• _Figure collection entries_
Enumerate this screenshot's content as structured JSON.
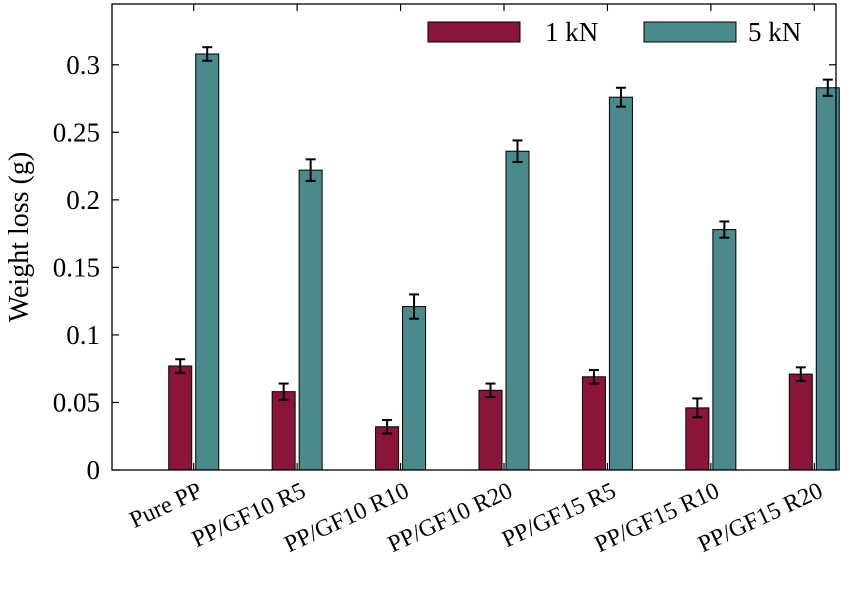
{
  "chart_data": {
    "type": "bar",
    "title": "",
    "xlabel": "",
    "ylabel": "Weight loss (g)",
    "ylim": [
      0,
      0.345
    ],
    "yticks": [
      0,
      0.05,
      0.1,
      0.15,
      0.2,
      0.25,
      0.3
    ],
    "ytick_labels": [
      "0",
      "0.05",
      "0.1",
      "0.15",
      "0.2",
      "0.25",
      "0.3"
    ],
    "grid": false,
    "legend_position": "top-right",
    "categories": [
      "Pure PP",
      "PP/GF10 R5",
      "PP/GF10 R10",
      "PP/GF10 R20",
      "PP/GF15 R5",
      "PP/GF15 R10",
      "PP/GF15 R20"
    ],
    "series": [
      {
        "name": "1 kN",
        "color": "#8b1538",
        "values": [
          0.077,
          0.058,
          0.032,
          0.059,
          0.069,
          0.046,
          0.071
        ],
        "errors": [
          0.005,
          0.006,
          0.005,
          0.005,
          0.005,
          0.007,
          0.005
        ]
      },
      {
        "name": "5 kN",
        "color": "#4a8a8a",
        "values": [
          0.308,
          0.222,
          0.121,
          0.236,
          0.276,
          0.178,
          0.283
        ],
        "errors": [
          0.005,
          0.008,
          0.009,
          0.008,
          0.007,
          0.006,
          0.006
        ]
      }
    ]
  }
}
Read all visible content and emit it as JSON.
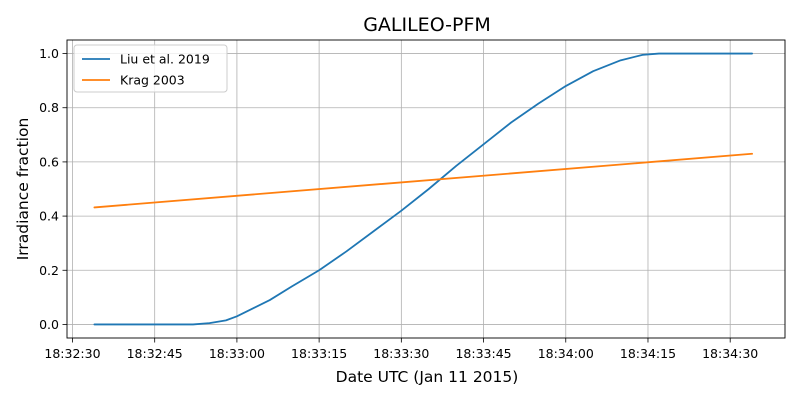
{
  "chart_data": {
    "type": "line",
    "title": "GALILEO-PFM",
    "xlabel": "Date UTC (Jan 11 2015)",
    "ylabel": "Irradiance fraction",
    "x_tick_labels": [
      "18:32:30",
      "18:32:45",
      "18:33:00",
      "18:33:15",
      "18:33:30",
      "18:33:45",
      "18:34:00",
      "18:34:15",
      "18:34:30"
    ],
    "y_ticks": [
      0.0,
      0.2,
      0.4,
      0.6,
      0.8,
      1.0
    ],
    "y_tick_labels": [
      "0.0",
      "0.2",
      "0.4",
      "0.6",
      "0.8",
      "1.0"
    ],
    "xlim": [
      "18:32:29",
      "18:34:40"
    ],
    "ylim": [
      -0.05,
      1.05
    ],
    "grid": true,
    "legend_position": "top-left",
    "series": [
      {
        "name": "Liu et al. 2019",
        "color": "#1f77b4",
        "x": [
          "18:32:34",
          "18:32:40",
          "18:32:46",
          "18:32:52",
          "18:32:55",
          "18:32:58",
          "18:33:00",
          "18:33:03",
          "18:33:06",
          "18:33:10",
          "18:33:15",
          "18:33:20",
          "18:33:25",
          "18:33:30",
          "18:33:35",
          "18:33:40",
          "18:33:45",
          "18:33:50",
          "18:33:55",
          "18:34:00",
          "18:34:05",
          "18:34:10",
          "18:34:14",
          "18:34:17",
          "18:34:20",
          "18:34:25",
          "18:34:30",
          "18:34:34"
        ],
        "y": [
          0.0,
          0.0,
          0.0,
          0.0,
          0.005,
          0.015,
          0.03,
          0.06,
          0.09,
          0.14,
          0.2,
          0.27,
          0.345,
          0.42,
          0.5,
          0.585,
          0.665,
          0.745,
          0.815,
          0.88,
          0.935,
          0.975,
          0.995,
          1.0,
          1.0,
          1.0,
          1.0,
          1.0
        ]
      },
      {
        "name": "Krag 2003",
        "color": "#ff7f0e",
        "x": [
          "18:32:34",
          "18:34:34"
        ],
        "y": [
          0.432,
          0.63
        ]
      }
    ]
  }
}
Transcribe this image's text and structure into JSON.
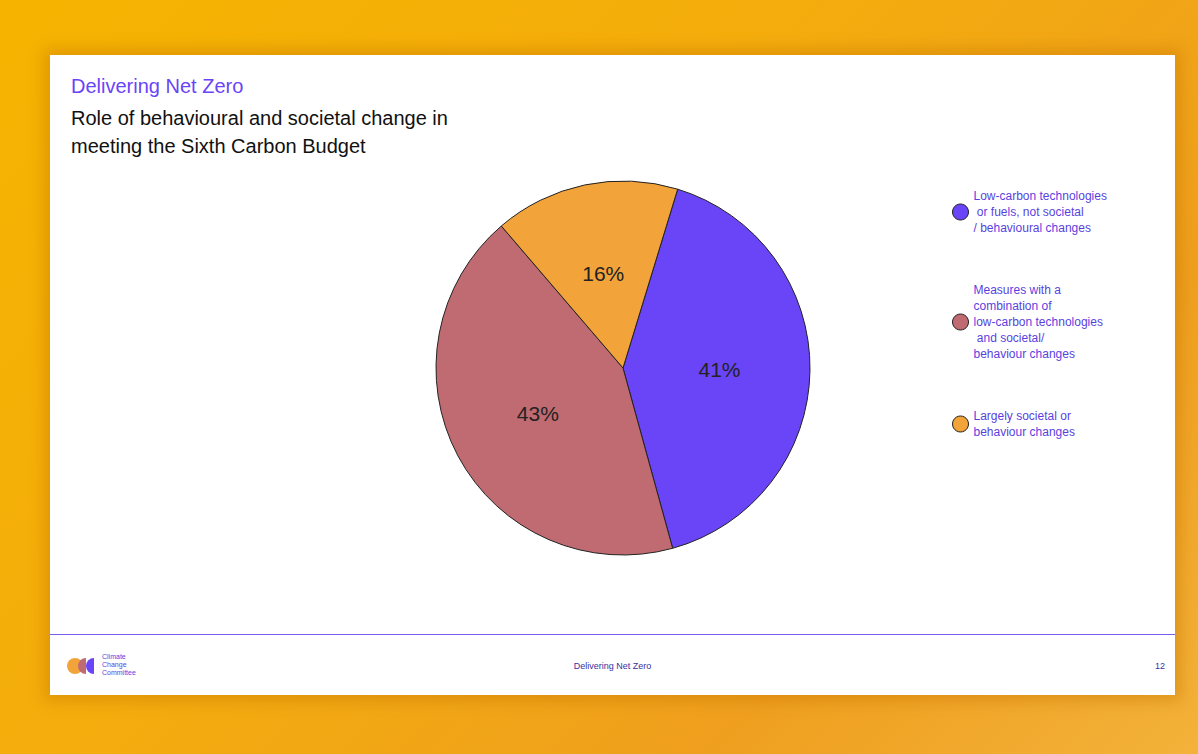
{
  "chart_data": {
    "type": "pie",
    "title": "Delivering Net Zero",
    "subtitle": "Role of behavioural and societal change in meeting the Sixth Carbon Budget",
    "categories": [
      "Low-carbon technologies or fuels, not societal/ behavioural changes",
      "Measures with a combination of low-carbon technologies and societal/ behaviour changes",
      "Largely societal or behaviour changes"
    ],
    "values": [
      41,
      43,
      16
    ],
    "value_labels": [
      "41%",
      "43%",
      "16%"
    ],
    "colors": [
      "#6a44f7",
      "#c06b71",
      "#f2a33a"
    ],
    "data_labels": true,
    "legend": "right"
  },
  "footer": {
    "logo": [
      "Climate",
      "Change",
      "Committee"
    ],
    "center": "Delivering Net Zero",
    "page": "12"
  }
}
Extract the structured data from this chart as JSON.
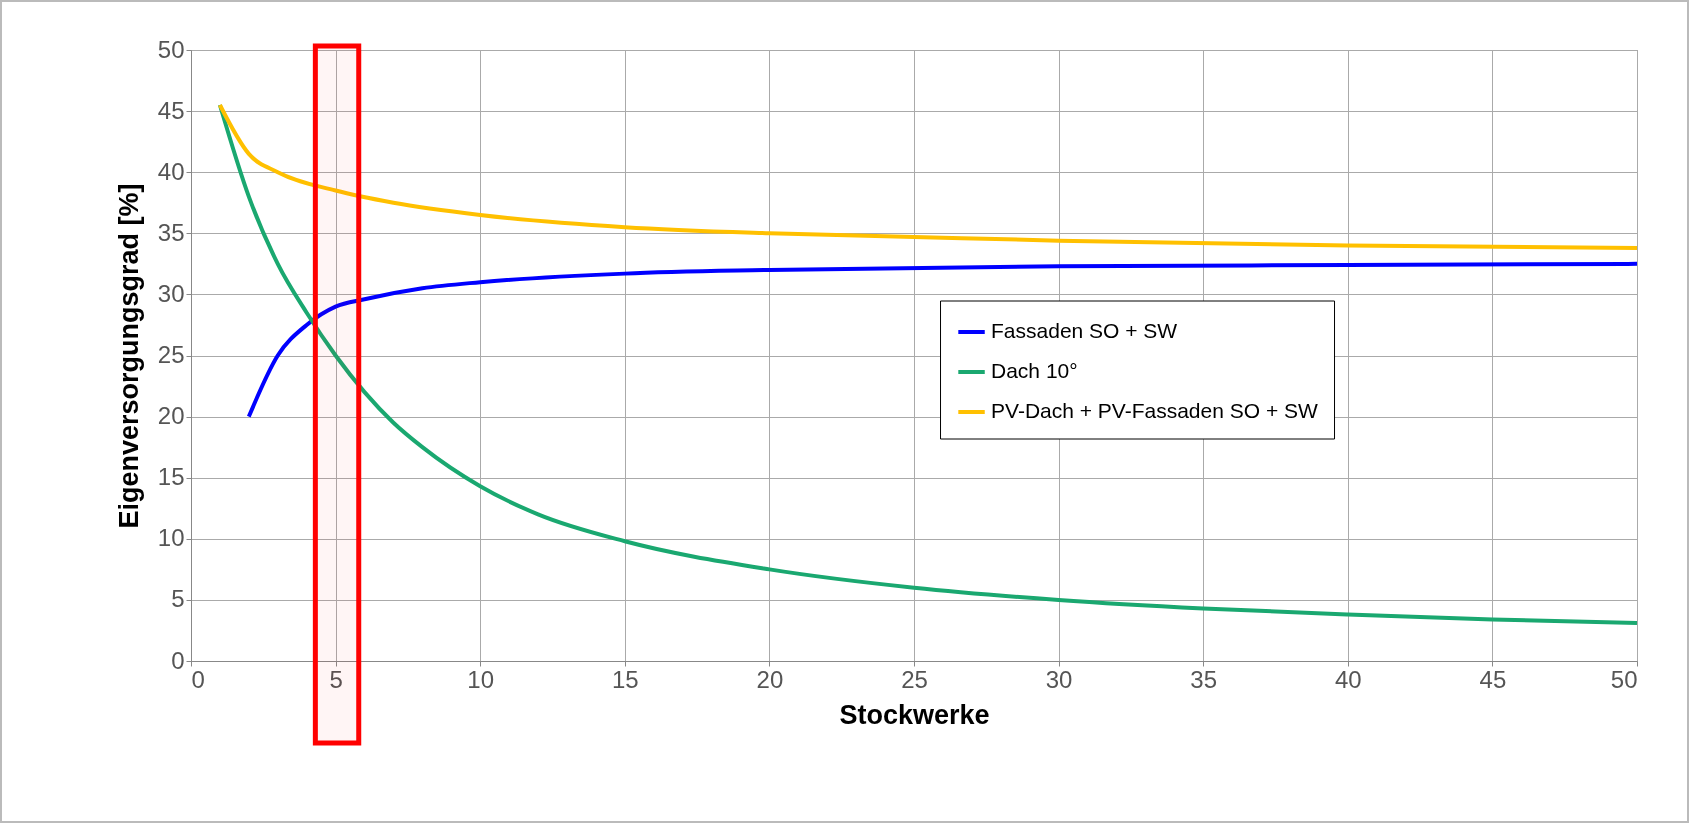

• _Given request_
Scan the material line by line and report each one that contains "changes".

• _Output_
      "Low-carbon technologies or fuels, not societal/ behavioural changes",
      "Measures with a combination of low-carbon technologies and societal/ behaviour changes",
      "Largely societal or behaviour changes"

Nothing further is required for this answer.